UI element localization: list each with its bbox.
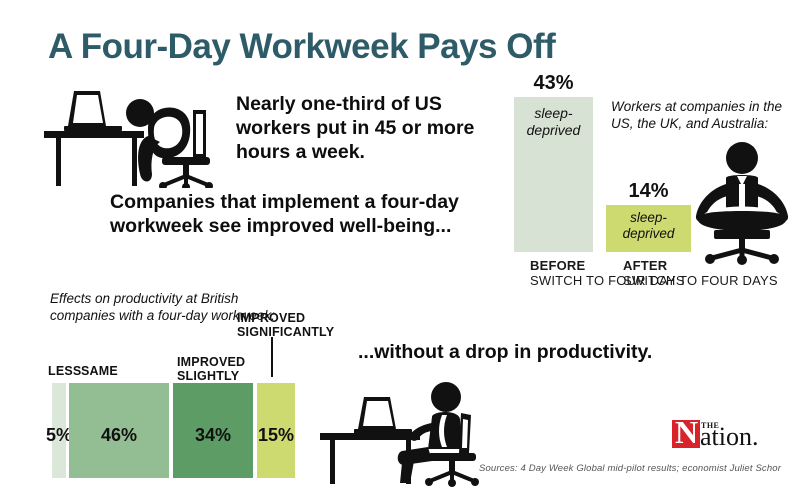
segment-same: 46% <box>69 383 169 478</box>
logo-ation-word: ation. <box>700 422 759 451</box>
segment-less-value: 5% <box>46 425 73 445</box>
bar-after-inner-label: sleep-deprived <box>622 210 675 241</box>
segment-label-improved-slightly: IMPROVED SLIGHTLY <box>177 355 246 383</box>
segment-improved-significantly-value: 15% <box>257 425 295 445</box>
after-percent-label: 14% <box>628 180 669 202</box>
before-percent-label: 43% <box>533 72 574 94</box>
bar-after-switch: sleep-deprived <box>606 205 691 252</box>
productivity-caption: Effects on productivity at British compa… <box>50 291 275 324</box>
the-nation-logo: N THE ation. <box>672 414 772 452</box>
tired-worker-at-desk-icon <box>36 78 226 193</box>
logo-red-square <box>672 420 700 448</box>
bar-before-switch: sleep-deprived <box>514 97 593 252</box>
bar-before-axis-bold: BEFORE <box>530 258 586 273</box>
sources-line: Sources: 4 Day Week Global mid-pilot res… <box>479 463 782 474</box>
segment-label-same: SAME <box>81 364 118 378</box>
upright-worker-at-desk-icon <box>316 375 486 492</box>
page-title: A Four-Day Workweek Pays Off <box>48 27 556 66</box>
bar-after-axis-label: AFTER SWITCH TO FOUR DAYS <box>623 258 778 289</box>
segment-improved-slightly-value: 34% <box>194 425 232 445</box>
bar-after-axis-rest: SWITCH TO FOUR DAYS <box>623 273 778 289</box>
sleep-panel-caption: Workers at companies in the US, the UK, … <box>611 99 783 132</box>
segment-less: 5% <box>46 383 72 478</box>
bar-after-axis-bold: AFTER <box>623 258 668 273</box>
logo-n-letter: N <box>675 414 699 450</box>
segment-label-less: LESS <box>48 364 82 378</box>
bar-before-axis-rest: SWITCH TO FOUR DAYS <box>530 273 685 289</box>
lead-text-hours: Nearly one-third of US workers put in 45… <box>236 93 475 163</box>
segment-improved-slightly: 34% <box>173 383 253 478</box>
segment-label-improved-significantly: IMPROVED SIGNIFICANTLY <box>237 311 335 339</box>
bar-before-inner-label: sleep-deprived <box>526 105 581 138</box>
lead-text-wellbeing: Companies that implement a four-day work… <box>110 191 459 237</box>
meditating-worker-on-chair-icon <box>690 140 795 270</box>
segment-improved-significantly: 15% <box>257 383 295 478</box>
segment-same-value: 46% <box>100 425 138 445</box>
lead-text-productivity: ...without a drop in productivity. <box>358 341 653 363</box>
bar-before-axis-label: BEFORE SWITCH TO FOUR DAYS <box>530 258 685 289</box>
logo-the-word: THE <box>701 421 720 430</box>
leader-line <box>271 337 273 377</box>
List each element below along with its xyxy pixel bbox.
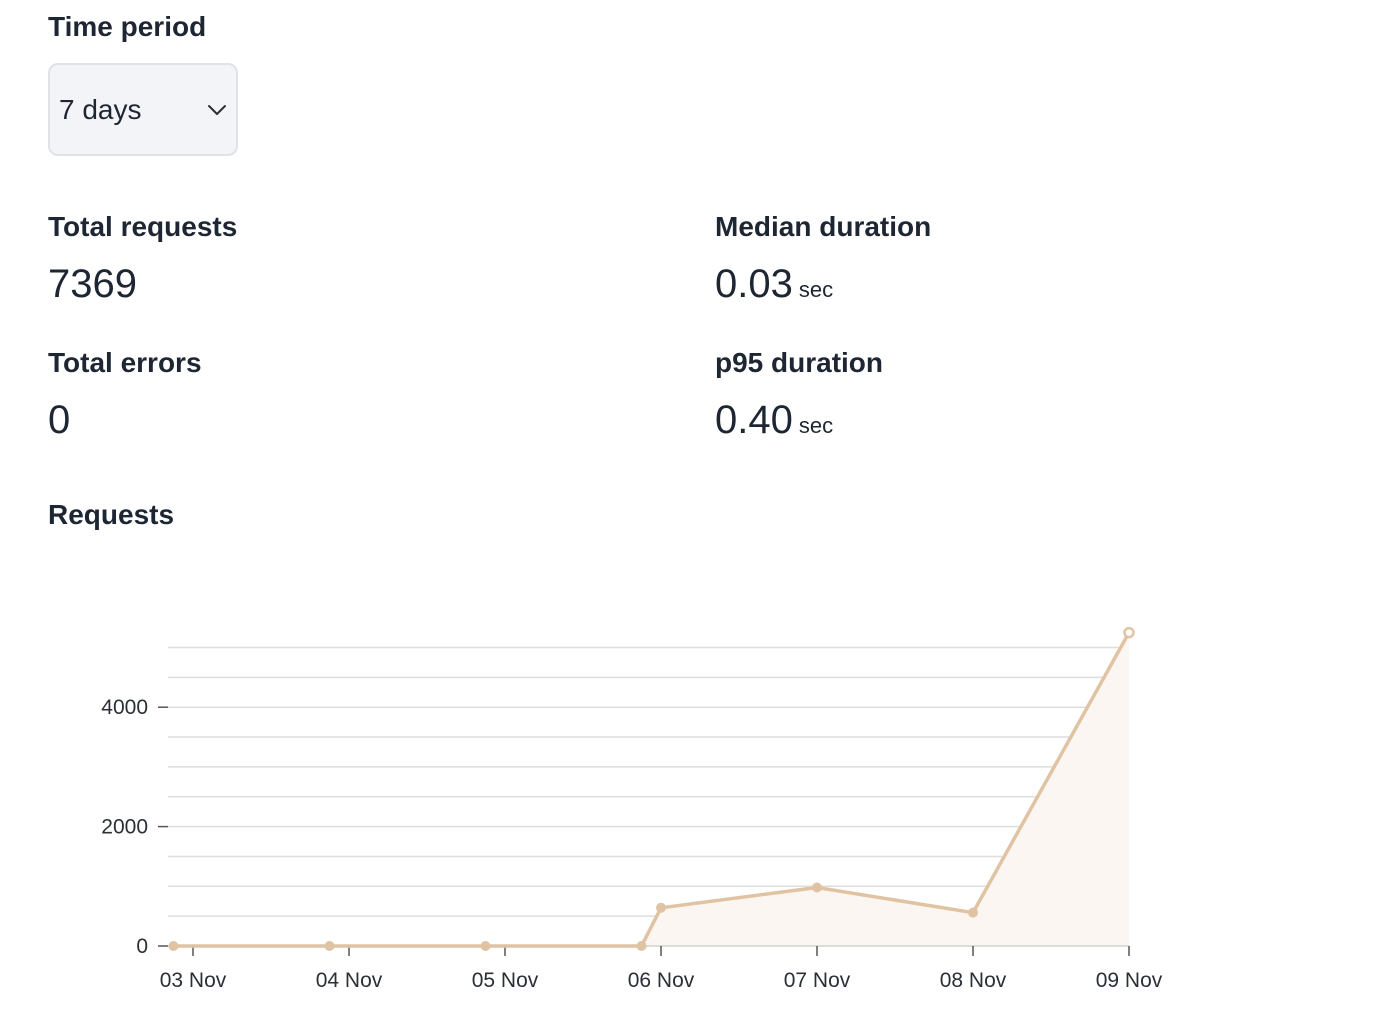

+ + +

**GIVEN INSTRUCTION**
Repeat the rows exactly, starting with the line that contains "segment-same: 46% <box>69 383 169 478</box>" and going on through the line that contains "upright-worker-at-desk-icon <box>316 375".

**RESPONSE BELOW**
segment-same: 46% <box>69 383 169 478</box>
logo-ation-word: ation. <box>700 422 759 451</box>
segment-less-value: 5% <box>46 425 73 445</box>
bar-after-inner-label: sleep-deprived <box>622 210 675 241</box>
segment-label-improved-slightly: IMPROVED SLIGHTLY <box>177 355 246 383</box>
segment-improved-significantly-value: 15% <box>257 425 295 445</box>
after-percent-label: 14% <box>628 180 669 202</box>
before-percent-label: 43% <box>533 72 574 94</box>
bar-after-switch: sleep-deprived <box>606 205 691 252</box>
productivity-caption: Effects on productivity at British compa… <box>50 291 275 324</box>
the-nation-logo: N THE ation. <box>672 414 772 452</box>
tired-worker-at-desk-icon <box>36 78 226 193</box>
logo-red-square <box>672 420 700 448</box>
bar-before-switch: sleep-deprived <box>514 97 593 252</box>
bar-before-axis-bold: BEFORE <box>530 258 586 273</box>
sources-line: Sources: 4 Day Week Global mid-pilot res… <box>479 463 782 474</box>
segment-label-same: SAME <box>81 364 118 378</box>
upright-worker-at-desk-icon <box>316 375 486 492</box>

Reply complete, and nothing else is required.